▼
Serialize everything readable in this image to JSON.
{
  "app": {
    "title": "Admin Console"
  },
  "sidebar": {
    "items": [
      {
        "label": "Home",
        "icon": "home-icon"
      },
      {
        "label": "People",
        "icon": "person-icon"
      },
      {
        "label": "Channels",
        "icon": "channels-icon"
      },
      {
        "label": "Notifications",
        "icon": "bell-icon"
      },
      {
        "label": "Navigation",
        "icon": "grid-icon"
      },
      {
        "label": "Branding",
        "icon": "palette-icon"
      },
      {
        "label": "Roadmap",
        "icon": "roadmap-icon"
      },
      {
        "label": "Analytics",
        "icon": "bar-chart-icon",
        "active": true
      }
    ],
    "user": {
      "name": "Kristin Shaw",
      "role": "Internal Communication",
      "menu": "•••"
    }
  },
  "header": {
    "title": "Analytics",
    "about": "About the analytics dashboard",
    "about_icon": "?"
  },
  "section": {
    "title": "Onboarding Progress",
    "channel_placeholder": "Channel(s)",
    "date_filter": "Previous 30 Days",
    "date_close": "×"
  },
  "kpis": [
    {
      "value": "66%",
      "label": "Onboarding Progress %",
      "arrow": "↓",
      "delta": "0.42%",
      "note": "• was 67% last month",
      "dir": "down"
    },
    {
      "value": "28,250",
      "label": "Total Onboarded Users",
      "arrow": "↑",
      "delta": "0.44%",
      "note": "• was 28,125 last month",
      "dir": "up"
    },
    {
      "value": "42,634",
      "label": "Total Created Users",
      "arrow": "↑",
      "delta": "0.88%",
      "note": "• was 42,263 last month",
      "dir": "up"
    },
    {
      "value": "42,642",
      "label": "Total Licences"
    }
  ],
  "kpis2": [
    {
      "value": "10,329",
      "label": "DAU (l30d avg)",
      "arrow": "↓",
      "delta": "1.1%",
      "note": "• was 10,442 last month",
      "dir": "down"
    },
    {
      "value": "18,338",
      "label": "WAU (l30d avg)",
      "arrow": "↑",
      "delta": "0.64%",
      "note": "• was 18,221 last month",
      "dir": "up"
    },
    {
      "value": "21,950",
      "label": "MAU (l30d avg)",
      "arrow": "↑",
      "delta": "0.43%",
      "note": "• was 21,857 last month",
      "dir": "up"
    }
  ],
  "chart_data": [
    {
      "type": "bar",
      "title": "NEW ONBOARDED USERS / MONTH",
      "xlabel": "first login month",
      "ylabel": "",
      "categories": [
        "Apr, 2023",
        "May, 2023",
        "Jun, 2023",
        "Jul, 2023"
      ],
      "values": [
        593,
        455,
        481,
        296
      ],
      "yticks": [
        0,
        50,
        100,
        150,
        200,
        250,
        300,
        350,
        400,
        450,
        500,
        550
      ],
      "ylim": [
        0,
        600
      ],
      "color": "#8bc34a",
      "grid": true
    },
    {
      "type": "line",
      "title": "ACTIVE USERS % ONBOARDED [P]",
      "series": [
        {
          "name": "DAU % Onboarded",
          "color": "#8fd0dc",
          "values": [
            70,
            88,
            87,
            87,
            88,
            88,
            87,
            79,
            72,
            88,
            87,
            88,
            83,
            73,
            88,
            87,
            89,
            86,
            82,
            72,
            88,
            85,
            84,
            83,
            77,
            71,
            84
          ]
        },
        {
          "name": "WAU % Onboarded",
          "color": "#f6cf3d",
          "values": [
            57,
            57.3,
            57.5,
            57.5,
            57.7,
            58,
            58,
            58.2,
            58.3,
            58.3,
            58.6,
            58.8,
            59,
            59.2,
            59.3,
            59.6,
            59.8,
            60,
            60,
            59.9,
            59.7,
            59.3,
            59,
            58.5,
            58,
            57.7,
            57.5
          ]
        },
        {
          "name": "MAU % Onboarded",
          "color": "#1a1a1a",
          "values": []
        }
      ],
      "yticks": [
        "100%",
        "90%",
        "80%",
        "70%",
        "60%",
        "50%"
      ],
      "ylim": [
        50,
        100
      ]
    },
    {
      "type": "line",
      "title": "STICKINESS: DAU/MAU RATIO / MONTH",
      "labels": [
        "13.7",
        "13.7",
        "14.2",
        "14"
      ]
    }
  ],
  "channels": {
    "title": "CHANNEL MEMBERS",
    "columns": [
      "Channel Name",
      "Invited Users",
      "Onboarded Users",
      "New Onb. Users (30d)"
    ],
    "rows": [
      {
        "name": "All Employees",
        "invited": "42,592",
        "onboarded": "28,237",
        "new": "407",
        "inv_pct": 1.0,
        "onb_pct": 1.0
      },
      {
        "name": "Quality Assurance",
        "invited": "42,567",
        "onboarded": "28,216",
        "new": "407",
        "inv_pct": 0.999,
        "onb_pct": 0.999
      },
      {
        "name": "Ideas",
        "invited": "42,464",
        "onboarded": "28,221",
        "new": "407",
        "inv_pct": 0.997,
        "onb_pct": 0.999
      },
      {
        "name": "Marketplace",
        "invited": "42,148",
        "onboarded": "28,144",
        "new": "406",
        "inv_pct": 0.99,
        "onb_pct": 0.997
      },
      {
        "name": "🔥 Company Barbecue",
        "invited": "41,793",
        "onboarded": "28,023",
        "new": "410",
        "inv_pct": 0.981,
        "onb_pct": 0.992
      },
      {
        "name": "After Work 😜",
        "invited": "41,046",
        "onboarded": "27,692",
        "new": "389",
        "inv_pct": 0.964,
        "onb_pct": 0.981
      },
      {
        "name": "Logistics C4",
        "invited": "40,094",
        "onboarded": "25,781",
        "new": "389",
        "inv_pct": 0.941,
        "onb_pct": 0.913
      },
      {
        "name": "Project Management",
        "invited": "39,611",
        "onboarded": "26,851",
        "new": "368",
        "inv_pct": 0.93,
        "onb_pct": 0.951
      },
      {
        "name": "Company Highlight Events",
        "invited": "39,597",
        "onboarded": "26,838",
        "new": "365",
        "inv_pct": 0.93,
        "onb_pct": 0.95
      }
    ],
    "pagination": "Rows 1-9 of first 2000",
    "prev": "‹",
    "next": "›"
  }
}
▲
* [REQUIRED TASK]: Copy out every line of the material above that mentions the word "Progress".

* [SOLUTION FOR THIS TASK]:
    "title": "Onboarding Progress",
      "label": "Onboarding Progress %",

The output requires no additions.